- _What the task requires_
Read the records and gather each line that includes "Materials".

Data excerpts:
[Begin]

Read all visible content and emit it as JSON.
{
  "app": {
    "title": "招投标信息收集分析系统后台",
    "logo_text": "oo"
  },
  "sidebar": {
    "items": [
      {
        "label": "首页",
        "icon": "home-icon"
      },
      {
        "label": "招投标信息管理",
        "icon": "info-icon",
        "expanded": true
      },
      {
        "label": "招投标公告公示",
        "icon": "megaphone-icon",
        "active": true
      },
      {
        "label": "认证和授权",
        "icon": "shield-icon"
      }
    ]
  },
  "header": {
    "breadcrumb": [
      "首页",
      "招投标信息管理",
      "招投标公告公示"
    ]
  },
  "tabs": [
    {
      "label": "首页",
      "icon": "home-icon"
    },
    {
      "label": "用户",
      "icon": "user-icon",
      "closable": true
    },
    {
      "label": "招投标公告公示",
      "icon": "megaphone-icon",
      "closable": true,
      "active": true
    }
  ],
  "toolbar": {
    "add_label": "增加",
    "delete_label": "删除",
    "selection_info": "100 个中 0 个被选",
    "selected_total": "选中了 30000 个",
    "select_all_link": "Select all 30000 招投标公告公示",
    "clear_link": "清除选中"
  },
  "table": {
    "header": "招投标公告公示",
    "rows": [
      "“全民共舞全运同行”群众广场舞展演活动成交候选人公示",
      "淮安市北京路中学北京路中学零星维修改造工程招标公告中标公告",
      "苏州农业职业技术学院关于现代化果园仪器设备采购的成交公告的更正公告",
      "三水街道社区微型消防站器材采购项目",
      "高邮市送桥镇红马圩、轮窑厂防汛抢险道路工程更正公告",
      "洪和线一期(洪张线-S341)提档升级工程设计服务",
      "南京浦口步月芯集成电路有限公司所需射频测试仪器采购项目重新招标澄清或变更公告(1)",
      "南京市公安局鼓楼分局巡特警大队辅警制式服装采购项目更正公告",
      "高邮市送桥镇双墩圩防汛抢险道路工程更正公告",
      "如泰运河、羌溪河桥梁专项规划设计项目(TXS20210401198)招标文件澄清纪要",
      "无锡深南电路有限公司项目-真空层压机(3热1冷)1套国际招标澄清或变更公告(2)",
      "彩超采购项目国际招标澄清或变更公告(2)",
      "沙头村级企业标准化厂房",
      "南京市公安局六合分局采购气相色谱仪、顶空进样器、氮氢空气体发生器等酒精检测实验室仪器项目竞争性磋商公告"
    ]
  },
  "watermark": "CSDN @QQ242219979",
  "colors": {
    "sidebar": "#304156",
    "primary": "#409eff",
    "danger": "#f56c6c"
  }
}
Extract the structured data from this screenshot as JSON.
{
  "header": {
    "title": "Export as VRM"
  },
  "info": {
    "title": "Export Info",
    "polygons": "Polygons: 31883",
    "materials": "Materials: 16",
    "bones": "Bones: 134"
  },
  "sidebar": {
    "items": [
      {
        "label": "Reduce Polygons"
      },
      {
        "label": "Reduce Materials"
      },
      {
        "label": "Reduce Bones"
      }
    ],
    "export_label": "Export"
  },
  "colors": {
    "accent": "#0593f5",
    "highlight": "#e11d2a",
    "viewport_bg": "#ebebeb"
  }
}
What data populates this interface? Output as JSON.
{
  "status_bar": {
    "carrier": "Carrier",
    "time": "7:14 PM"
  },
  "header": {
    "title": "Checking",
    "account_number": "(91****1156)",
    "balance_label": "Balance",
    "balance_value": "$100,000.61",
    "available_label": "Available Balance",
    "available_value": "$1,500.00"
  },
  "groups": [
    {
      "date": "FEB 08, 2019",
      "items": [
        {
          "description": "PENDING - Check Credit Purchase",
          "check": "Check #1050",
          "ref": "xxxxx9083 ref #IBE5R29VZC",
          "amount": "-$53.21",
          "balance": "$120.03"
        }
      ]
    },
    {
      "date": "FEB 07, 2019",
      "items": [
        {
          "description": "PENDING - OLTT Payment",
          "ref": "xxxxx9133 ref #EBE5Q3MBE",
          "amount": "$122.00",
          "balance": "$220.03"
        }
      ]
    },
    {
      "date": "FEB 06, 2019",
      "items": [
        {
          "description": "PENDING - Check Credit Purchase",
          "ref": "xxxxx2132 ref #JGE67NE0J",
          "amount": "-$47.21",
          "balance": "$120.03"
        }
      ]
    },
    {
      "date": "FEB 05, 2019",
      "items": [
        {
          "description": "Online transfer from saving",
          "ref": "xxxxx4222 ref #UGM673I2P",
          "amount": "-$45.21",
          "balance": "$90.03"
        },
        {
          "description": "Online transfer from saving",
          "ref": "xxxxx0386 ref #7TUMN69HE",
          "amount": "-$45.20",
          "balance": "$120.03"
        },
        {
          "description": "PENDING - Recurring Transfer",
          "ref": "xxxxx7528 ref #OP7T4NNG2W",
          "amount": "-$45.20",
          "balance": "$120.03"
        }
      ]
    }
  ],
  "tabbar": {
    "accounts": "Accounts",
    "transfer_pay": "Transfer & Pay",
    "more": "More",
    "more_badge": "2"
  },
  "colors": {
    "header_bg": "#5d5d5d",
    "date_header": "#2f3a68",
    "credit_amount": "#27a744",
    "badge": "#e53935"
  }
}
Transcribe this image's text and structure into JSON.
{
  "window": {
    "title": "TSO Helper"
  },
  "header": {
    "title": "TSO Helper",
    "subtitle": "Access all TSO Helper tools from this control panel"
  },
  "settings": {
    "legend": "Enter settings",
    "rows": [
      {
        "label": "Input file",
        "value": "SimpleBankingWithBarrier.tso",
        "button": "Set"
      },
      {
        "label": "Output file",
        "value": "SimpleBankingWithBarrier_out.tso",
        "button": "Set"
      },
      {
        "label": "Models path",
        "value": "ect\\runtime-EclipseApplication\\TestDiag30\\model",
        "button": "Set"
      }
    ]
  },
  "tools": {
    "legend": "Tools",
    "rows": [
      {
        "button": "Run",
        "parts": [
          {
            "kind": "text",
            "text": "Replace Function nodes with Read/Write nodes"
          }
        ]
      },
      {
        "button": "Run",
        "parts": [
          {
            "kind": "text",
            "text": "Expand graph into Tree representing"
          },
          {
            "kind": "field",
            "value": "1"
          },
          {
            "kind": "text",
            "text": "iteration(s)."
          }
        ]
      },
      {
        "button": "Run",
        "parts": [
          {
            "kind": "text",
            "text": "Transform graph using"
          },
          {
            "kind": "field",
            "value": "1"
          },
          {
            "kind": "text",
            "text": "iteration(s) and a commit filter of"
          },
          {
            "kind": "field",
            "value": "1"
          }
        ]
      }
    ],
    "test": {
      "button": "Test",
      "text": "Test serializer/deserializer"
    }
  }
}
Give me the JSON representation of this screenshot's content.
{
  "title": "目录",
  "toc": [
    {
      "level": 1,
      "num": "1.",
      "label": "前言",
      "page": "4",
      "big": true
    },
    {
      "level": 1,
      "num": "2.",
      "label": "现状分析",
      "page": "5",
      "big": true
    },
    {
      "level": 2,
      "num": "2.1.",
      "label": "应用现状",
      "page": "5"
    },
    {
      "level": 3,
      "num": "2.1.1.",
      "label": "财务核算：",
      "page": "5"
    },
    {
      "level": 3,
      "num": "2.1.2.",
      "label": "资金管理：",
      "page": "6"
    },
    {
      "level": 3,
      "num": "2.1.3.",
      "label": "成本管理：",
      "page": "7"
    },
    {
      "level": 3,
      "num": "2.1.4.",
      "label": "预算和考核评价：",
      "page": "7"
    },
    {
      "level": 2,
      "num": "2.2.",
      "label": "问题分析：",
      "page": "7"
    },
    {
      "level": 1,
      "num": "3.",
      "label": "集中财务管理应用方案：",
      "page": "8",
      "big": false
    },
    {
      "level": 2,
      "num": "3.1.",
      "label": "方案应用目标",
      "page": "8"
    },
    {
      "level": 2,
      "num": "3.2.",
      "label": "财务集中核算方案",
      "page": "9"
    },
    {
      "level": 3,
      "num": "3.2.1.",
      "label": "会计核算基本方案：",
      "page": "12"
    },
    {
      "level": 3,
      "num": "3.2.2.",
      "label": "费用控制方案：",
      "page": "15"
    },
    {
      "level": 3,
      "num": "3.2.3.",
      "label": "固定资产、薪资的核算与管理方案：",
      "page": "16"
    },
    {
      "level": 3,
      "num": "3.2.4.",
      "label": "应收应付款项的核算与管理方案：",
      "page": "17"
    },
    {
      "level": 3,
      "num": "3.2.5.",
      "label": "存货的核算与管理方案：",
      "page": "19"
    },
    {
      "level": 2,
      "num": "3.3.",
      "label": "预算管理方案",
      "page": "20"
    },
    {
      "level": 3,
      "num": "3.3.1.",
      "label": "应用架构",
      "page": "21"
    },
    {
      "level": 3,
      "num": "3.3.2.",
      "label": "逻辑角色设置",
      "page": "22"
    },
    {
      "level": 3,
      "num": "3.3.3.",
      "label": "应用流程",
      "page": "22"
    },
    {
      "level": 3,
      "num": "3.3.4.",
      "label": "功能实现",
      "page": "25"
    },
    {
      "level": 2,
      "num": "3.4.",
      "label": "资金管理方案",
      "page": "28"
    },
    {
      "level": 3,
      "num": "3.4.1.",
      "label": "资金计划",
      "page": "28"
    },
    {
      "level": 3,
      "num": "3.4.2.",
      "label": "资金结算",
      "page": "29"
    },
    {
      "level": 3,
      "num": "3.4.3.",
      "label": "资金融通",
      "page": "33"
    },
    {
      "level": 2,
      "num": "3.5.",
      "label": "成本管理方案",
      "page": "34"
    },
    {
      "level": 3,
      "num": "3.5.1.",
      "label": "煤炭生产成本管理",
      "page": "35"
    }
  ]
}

[End]

- _Result of the task_
    "materials": "Materials: 16",
        "label": "Reduce Materials"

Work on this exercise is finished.